'''
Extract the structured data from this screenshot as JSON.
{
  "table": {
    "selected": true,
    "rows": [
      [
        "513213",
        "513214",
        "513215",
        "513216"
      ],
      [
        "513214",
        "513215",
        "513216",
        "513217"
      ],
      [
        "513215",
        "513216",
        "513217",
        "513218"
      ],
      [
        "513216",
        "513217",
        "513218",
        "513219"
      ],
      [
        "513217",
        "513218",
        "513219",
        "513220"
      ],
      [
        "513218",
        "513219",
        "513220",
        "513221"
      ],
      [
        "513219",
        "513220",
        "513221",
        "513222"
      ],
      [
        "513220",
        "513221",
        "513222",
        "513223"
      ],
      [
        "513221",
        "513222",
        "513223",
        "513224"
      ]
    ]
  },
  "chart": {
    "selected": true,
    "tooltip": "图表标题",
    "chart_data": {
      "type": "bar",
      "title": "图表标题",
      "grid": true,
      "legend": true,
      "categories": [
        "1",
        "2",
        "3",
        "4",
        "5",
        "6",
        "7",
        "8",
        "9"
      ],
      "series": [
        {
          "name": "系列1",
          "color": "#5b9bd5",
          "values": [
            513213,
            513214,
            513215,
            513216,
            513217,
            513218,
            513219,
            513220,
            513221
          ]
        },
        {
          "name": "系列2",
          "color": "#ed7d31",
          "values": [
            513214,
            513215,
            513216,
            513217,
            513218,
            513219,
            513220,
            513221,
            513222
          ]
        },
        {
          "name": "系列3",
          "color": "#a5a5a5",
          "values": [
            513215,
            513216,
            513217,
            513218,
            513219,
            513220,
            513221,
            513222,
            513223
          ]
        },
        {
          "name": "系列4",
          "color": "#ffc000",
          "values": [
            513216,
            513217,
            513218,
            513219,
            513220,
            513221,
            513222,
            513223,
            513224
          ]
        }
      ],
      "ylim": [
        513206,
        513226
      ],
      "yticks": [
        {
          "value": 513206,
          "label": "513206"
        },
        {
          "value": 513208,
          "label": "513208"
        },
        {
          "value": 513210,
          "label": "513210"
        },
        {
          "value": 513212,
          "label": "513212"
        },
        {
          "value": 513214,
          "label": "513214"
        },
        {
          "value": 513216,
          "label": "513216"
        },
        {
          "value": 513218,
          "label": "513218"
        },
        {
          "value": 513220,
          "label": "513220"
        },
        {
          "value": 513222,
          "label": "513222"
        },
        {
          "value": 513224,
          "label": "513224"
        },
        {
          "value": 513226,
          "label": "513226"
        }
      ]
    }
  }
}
'''
DIRECTIVE >>
Restate each record word for word.

OUTPUT BELOW >>
Extract the structured data from this screenshot as JSON.
{
  "table": {
    "selected": true,
    "rows": [
      [
        "513213",
        "513214",
        "513215",
        "513216"
      ],
      [
        "513214",
        "513215",
        "513216",
        "513217"
      ],
      [
        "513215",
        "513216",
        "513217",
        "513218"
      ],
      [
        "513216",
        "513217",
        "513218",
        "513219"
      ],
      [
        "513217",
        "513218",
        "513219",
        "513220"
      ],
      [
        "513218",
        "513219",
        "513220",
        "513221"
      ],
      [
        "513219",
        "513220",
        "513221",
        "513222"
      ],
      [
        "513220",
        "513221",
        "513222",
        "513223"
      ],
      [
        "513221",
        "513222",
        "513223",
        "513224"
      ]
    ]
  },
  "chart": {
    "selected": true,
    "tooltip": "图表标题",
    "chart_data": {
      "type": "bar",
      "title": "图表标题",
      "grid": true,
      "legend": true,
      "categories": [
        "1",
        "2",
        "3",
        "4",
        "5",
        "6",
        "7",
        "8",
        "9"
      ],
      "series": [
        {
          "name": "系列1",
          "color": "#5b9bd5",
          "values": [
            513213,
            513214,
            513215,
            513216,
            513217,
            513218,
            513219,
            513220,
            513221
          ]
        },
        {
          "name": "系列2",
          "color": "#ed7d31",
          "values": [
            513214,
            513215,
            513216,
            513217,
            513218,
            513219,
            513220,
            513221,
            513222
          ]
        },
        {
          "name": "系列3",
          "color": "#a5a5a5",
          "values": [
            513215,
            513216,
            513217,
            513218,
            513219,
            513220,
            513221,
            513222,
            513223
          ]
        },
        {
          "name": "系列4",
          "color": "#ffc000",
          "values": [
            513216,
            513217,
            513218,
            513219,
            513220,
            513221,
            513222,
            513223,
            513224
          ]
        }
      ],
      "ylim": [
        513206,
        513226
      ],
      "yticks": [
        {
          "value": 513206,
          "label": "513206"
        },
        {
          "value": 513208,
          "label": "513208"
        },
        {
          "value": 513210,
          "label": "513210"
        },
        {
          "value": 513212,
          "label": "513212"
        },
        {
          "value": 513214,
          "label": "513214"
        },
        {
          "value": 513216,
          "label": "513216"
        },
        {
          "value": 513218,
          "label": "513218"
        },
        {
          "value": 513220,
          "label": "513220"
        },
        {
          "value": 513222,
          "label": "513222"
        },
        {
          "value": 513224,
          "label": "513224"
        },
        {
          "value": 513226,
          "label": "513226"
        }
      ]
    }
  }
}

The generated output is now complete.